### GIVEN TASK
Of the lines in this listing, how many contain the word "Fort"? Give the number and nothing else.
** start RAW RECORDS **
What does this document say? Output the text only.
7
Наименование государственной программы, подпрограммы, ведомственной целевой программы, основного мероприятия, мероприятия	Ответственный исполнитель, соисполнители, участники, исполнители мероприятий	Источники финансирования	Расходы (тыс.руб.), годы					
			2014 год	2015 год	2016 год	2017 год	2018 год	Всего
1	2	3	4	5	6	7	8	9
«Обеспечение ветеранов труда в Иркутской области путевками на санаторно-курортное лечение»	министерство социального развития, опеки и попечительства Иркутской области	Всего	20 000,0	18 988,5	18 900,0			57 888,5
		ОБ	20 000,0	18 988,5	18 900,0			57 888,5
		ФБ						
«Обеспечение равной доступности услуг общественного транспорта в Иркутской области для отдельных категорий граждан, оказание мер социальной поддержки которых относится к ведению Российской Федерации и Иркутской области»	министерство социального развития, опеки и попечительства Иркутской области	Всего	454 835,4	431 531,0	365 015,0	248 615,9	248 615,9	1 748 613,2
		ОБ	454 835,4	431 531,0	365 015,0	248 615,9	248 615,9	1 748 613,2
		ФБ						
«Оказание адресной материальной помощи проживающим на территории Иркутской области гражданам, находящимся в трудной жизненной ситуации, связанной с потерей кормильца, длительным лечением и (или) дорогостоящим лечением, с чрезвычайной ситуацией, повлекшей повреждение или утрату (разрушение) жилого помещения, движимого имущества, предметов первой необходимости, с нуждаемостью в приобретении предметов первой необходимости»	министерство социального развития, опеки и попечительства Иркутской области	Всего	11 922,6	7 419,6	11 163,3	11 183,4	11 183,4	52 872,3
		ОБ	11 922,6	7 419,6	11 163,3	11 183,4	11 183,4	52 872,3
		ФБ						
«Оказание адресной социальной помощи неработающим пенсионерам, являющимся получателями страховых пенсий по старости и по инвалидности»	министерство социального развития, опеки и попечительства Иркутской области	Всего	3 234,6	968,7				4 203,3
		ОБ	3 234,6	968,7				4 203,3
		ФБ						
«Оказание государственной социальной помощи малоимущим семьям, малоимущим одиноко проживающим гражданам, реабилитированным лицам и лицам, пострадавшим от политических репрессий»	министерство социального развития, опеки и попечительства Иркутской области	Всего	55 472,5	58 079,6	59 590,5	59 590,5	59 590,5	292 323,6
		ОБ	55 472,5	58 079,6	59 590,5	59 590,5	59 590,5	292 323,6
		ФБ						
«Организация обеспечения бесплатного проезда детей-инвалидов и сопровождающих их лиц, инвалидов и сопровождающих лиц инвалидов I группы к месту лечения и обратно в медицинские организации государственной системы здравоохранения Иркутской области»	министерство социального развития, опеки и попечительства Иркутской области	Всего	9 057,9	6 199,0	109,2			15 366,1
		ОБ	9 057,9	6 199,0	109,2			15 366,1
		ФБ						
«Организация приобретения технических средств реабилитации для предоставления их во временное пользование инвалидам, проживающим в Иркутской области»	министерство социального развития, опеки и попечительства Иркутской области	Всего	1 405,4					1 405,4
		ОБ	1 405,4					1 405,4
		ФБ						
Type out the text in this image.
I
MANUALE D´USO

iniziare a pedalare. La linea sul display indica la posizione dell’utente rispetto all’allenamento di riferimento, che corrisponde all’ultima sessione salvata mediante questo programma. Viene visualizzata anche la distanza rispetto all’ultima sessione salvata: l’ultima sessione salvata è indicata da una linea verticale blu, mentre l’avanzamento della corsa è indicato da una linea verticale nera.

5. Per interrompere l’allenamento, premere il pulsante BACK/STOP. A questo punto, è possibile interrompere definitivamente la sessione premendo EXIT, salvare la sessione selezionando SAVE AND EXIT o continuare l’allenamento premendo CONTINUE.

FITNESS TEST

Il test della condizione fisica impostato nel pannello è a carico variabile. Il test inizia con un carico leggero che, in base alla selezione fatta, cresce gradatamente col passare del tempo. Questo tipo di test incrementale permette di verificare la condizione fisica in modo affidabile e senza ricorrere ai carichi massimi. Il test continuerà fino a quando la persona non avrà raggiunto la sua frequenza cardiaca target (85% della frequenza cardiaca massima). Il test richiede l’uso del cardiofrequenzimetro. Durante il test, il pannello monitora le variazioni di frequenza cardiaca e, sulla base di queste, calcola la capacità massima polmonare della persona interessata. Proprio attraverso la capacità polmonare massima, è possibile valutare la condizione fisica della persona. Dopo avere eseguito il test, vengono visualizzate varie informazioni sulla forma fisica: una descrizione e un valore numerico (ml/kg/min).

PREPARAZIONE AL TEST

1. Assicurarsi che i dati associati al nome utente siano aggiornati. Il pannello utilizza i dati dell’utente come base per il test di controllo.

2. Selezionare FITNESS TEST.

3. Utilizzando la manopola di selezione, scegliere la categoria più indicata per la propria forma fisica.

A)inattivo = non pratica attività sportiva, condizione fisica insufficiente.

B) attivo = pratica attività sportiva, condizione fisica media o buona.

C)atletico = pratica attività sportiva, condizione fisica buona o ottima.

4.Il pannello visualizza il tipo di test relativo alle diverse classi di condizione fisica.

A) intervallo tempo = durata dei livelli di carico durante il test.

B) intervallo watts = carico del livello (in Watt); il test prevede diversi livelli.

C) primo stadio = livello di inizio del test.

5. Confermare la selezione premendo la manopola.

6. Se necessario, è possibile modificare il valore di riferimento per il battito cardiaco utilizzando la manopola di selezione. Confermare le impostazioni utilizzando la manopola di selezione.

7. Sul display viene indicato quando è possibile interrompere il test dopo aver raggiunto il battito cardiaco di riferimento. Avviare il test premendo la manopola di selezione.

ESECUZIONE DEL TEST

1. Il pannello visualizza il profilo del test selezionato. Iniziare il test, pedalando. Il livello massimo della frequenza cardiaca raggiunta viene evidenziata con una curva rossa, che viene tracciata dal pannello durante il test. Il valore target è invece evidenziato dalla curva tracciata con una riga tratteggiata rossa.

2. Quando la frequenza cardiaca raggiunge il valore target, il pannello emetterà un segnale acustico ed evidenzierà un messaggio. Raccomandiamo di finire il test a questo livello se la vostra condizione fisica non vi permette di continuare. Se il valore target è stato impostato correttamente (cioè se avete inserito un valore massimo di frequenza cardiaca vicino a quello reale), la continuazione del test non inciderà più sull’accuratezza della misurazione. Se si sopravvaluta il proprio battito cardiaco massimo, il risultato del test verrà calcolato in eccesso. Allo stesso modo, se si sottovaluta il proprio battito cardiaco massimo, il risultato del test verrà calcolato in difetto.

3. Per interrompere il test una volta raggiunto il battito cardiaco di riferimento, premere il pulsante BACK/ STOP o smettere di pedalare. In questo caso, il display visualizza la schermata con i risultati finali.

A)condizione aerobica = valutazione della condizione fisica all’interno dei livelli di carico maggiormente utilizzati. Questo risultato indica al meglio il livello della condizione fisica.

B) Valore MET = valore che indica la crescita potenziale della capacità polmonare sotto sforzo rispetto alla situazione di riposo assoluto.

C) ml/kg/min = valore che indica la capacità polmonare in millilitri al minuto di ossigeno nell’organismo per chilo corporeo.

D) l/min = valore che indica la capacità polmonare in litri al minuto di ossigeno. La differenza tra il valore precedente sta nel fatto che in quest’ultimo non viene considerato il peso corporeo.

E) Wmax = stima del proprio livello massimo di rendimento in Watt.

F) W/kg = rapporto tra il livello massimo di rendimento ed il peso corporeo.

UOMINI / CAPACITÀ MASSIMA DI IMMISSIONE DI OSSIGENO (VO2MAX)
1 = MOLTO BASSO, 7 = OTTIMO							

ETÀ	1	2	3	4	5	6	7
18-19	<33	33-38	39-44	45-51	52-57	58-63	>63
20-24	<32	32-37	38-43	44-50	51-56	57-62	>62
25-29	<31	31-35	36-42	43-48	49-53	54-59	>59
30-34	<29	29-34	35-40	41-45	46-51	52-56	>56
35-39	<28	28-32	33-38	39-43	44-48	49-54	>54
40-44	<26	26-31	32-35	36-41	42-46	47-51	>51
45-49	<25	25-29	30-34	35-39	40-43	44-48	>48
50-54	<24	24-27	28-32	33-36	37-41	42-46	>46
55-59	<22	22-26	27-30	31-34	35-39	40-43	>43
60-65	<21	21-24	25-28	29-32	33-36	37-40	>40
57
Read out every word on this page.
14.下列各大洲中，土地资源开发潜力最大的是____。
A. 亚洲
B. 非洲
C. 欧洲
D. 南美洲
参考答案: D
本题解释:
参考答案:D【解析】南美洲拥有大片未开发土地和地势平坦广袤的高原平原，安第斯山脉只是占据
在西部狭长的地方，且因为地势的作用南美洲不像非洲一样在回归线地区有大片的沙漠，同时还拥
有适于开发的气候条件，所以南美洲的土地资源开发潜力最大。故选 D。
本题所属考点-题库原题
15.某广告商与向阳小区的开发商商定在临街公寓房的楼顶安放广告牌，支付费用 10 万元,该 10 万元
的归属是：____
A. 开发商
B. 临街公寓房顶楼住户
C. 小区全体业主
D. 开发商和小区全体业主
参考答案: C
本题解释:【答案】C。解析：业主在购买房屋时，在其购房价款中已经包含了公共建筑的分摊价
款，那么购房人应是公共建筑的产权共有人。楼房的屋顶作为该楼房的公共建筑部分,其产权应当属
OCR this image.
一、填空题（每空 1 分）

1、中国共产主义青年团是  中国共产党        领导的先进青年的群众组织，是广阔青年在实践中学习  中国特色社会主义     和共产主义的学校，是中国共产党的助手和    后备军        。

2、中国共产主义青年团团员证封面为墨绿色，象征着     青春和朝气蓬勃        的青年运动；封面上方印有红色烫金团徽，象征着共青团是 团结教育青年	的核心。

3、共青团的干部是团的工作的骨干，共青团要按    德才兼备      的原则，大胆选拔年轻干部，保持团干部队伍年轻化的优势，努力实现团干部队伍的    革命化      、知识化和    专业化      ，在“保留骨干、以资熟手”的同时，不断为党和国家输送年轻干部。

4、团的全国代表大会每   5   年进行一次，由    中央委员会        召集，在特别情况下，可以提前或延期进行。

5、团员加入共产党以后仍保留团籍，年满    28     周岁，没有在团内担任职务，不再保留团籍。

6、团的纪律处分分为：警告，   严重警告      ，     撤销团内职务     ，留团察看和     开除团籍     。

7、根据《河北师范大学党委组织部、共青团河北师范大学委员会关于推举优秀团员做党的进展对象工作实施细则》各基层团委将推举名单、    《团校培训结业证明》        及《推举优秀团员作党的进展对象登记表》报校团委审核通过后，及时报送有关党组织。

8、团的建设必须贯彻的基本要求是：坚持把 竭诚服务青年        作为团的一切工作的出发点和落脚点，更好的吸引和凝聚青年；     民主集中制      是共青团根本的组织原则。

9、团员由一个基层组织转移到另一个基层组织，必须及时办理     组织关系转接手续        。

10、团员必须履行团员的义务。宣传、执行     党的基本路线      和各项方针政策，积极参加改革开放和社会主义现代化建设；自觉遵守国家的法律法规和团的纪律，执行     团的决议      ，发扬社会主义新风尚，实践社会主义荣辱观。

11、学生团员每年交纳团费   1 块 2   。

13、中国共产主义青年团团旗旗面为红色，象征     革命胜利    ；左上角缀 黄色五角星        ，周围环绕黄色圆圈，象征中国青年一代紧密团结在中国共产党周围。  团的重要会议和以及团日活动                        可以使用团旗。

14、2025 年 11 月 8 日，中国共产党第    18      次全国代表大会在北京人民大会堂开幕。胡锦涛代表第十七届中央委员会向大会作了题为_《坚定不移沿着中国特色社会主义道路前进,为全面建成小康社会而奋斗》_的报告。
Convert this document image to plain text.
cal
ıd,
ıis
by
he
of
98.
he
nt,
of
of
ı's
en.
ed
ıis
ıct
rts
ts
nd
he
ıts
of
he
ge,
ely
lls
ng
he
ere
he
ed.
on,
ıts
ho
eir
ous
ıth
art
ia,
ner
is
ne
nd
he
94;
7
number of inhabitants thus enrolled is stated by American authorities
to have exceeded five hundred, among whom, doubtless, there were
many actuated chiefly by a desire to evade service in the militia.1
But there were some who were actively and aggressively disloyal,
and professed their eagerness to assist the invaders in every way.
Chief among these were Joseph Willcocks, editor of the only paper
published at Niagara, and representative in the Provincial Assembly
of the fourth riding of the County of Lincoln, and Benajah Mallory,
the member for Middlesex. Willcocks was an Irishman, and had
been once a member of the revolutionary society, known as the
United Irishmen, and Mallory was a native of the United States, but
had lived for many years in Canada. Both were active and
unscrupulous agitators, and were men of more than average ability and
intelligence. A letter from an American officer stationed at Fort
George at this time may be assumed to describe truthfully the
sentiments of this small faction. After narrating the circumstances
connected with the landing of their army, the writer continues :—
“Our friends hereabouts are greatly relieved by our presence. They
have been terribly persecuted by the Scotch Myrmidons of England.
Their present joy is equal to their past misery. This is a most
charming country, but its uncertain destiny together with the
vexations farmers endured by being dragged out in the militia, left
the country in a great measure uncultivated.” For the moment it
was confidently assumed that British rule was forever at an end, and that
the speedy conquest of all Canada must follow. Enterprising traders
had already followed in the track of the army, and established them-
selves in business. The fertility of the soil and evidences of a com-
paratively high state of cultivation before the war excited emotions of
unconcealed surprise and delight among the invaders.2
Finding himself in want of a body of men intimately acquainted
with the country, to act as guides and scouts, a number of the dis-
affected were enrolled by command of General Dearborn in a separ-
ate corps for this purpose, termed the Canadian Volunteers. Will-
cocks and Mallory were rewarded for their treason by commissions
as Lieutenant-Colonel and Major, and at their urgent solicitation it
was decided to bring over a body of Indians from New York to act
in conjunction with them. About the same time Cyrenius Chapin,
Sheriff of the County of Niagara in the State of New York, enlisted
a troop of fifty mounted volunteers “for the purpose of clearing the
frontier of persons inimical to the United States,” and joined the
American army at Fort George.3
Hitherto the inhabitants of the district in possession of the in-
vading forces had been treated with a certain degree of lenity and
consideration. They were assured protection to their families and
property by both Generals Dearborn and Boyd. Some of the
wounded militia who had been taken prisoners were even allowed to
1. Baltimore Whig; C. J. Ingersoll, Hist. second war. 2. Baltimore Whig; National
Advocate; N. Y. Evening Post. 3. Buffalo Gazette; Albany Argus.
** end RAW RECORDS **
### WORKED SOLUTION
2